(Dataset entries)
%%

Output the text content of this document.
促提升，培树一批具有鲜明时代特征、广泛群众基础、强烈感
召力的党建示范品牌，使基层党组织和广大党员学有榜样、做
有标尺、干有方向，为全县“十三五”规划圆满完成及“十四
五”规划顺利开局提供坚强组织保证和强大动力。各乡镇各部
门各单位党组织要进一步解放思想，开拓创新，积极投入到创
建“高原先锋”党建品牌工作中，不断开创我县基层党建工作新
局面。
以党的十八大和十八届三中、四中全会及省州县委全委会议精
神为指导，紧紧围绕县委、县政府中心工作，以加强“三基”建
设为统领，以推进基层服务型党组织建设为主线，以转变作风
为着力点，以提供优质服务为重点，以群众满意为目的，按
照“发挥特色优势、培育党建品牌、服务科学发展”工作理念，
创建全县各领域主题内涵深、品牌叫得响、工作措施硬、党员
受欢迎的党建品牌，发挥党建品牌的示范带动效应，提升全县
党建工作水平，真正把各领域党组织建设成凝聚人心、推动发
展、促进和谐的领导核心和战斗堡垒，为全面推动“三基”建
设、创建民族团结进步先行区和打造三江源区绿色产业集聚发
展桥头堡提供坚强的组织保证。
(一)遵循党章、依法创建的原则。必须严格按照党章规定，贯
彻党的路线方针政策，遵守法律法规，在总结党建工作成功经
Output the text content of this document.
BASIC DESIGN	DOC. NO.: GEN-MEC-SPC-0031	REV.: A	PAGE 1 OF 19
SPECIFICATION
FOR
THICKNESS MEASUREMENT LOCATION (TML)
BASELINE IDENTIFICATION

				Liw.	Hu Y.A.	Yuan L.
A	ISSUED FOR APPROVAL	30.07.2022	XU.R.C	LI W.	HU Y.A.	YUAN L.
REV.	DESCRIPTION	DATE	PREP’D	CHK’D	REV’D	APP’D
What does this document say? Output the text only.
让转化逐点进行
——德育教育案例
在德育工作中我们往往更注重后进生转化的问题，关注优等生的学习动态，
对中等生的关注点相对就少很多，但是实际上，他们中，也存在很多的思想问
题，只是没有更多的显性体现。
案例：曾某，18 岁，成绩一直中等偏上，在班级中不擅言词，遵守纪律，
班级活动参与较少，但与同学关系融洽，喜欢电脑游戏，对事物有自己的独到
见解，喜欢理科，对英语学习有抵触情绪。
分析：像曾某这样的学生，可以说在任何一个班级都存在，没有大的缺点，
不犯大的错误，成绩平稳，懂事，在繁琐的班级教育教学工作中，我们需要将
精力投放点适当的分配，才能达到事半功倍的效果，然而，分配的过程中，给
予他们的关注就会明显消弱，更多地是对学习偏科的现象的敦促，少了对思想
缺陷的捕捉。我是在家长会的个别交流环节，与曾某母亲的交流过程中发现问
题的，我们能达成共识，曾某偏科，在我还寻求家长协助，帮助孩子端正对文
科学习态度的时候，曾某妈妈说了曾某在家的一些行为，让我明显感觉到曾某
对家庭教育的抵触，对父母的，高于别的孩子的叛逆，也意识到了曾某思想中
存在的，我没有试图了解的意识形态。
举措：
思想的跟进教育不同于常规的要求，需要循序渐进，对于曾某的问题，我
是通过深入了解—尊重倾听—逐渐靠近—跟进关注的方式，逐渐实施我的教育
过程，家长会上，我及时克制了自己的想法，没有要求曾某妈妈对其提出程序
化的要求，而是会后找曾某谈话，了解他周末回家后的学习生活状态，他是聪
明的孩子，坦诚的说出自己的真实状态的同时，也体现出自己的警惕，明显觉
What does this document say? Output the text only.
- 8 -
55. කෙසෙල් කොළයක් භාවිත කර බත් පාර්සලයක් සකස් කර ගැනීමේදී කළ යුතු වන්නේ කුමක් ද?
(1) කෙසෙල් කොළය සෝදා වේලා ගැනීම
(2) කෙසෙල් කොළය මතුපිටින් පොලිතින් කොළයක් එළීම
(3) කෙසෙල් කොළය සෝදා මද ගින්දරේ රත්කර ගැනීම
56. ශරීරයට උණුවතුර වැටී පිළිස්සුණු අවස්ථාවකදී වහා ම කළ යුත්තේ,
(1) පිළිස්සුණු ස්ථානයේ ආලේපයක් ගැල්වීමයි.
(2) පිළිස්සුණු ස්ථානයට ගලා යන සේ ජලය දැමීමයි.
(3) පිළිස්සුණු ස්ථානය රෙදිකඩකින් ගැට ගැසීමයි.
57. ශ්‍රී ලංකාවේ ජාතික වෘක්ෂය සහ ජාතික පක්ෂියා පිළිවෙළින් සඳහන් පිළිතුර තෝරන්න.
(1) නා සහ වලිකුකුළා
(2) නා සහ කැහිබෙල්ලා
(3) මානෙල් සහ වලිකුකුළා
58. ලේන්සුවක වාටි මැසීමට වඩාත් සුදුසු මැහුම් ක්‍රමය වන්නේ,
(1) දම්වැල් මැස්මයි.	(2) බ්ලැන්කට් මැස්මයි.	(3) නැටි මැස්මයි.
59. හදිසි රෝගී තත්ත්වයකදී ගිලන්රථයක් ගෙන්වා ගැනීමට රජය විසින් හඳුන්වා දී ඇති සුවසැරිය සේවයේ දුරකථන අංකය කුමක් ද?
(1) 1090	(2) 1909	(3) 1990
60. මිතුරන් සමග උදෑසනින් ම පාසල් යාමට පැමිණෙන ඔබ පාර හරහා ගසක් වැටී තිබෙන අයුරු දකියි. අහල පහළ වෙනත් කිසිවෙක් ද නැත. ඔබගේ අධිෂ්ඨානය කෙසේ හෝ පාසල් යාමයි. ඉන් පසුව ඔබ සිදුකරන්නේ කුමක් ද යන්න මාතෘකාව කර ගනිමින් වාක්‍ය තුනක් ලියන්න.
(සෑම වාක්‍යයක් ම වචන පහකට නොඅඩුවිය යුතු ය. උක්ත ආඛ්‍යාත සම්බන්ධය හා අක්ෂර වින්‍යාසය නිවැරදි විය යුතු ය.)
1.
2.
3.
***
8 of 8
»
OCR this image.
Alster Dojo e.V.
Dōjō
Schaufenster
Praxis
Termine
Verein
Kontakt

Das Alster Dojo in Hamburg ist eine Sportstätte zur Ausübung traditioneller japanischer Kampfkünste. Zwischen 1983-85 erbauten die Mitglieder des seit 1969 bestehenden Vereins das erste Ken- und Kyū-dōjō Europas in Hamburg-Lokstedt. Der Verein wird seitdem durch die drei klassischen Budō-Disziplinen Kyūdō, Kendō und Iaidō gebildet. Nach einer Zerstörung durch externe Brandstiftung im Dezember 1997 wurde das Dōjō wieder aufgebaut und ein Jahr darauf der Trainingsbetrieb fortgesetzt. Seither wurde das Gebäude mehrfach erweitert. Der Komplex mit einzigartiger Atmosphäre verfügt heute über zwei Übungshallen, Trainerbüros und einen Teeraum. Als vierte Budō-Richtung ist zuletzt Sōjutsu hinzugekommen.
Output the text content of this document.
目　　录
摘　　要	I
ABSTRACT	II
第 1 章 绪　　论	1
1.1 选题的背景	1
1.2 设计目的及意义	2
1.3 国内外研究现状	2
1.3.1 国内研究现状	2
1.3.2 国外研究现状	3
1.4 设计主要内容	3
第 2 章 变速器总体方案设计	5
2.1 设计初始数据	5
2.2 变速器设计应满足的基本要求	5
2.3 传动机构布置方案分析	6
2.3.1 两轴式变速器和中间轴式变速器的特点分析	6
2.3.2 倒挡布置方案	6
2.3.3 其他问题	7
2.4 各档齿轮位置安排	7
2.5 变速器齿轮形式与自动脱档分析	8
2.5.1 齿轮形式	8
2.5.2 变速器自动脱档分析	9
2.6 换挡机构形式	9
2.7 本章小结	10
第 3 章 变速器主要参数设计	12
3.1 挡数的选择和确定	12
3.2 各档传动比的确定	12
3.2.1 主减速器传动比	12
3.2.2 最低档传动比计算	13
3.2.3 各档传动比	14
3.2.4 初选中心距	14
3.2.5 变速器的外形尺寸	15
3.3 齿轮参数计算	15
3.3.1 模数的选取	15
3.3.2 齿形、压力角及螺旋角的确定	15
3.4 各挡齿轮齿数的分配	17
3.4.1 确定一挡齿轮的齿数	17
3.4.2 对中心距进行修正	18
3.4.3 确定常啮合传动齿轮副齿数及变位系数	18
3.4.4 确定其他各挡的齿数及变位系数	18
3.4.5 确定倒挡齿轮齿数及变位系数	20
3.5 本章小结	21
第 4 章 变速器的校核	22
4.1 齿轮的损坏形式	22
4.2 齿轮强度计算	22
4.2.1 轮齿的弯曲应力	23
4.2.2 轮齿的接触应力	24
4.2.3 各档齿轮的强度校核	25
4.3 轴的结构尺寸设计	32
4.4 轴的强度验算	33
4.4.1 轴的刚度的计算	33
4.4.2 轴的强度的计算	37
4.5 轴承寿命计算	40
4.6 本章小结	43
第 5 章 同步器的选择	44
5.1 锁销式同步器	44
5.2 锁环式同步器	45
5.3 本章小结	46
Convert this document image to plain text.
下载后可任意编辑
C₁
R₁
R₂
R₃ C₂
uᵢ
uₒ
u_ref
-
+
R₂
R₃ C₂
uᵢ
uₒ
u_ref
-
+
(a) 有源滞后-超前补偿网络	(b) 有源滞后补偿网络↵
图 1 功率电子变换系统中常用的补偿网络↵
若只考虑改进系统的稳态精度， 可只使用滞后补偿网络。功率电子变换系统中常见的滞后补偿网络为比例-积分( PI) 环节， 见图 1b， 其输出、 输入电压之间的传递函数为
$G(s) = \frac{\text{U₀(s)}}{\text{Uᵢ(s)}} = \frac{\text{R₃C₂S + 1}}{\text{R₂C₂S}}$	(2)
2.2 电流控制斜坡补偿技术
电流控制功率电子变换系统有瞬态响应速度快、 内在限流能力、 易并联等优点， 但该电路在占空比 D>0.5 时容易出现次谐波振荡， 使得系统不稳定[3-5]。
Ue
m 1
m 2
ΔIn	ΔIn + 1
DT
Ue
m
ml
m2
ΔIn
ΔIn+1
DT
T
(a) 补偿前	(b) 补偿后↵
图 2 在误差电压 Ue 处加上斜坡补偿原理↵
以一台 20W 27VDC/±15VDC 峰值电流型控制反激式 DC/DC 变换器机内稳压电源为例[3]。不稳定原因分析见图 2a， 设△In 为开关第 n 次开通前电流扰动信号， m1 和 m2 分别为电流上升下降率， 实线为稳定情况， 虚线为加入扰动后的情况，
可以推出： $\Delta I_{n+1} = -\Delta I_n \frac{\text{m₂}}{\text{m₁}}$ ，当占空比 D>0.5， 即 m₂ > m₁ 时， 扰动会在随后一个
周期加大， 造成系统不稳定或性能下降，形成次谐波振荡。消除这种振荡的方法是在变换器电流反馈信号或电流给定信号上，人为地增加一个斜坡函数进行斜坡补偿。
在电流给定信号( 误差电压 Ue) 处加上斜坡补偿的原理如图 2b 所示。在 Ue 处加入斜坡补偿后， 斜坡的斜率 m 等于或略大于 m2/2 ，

%%

-- What the exercise asks --
Using the listing, collect all lines in which the string "Alster" is found.

-- The answer --
Alster Dojo e.V.
Das Alster Dojo in Hamburg ist eine Sportstätte zur Ausübung traditioneller japanischer Kampfkünste. Zwischen 1983-85 erbauten die Mitglieder des seit 1969 bestehenden Vereins das erste Ken- und Kyū-dōjō Europas in Hamburg-Lokstedt. Der Verein wird seitdem durch die drei klassischen Budō-Disziplinen Kyūdō, Kendō und Iaidō gebildet. Nach einer Zerstörung durch externe Brandstiftung im Dezember 1997 wurde das Dōjō wieder aufgebaut und ein Jahr darauf der Trainingsbetrieb fortgesetzt. Seither wurde das Gebäude mehrfach erweitert. Der Komplex mit einzigartiger Atmosphäre verfügt heute über zwei Übungshallen, Trainerbüros und einen Teeraum. Als vierte Budō-Richtung ist zuletzt Sōjutsu hinzugekommen.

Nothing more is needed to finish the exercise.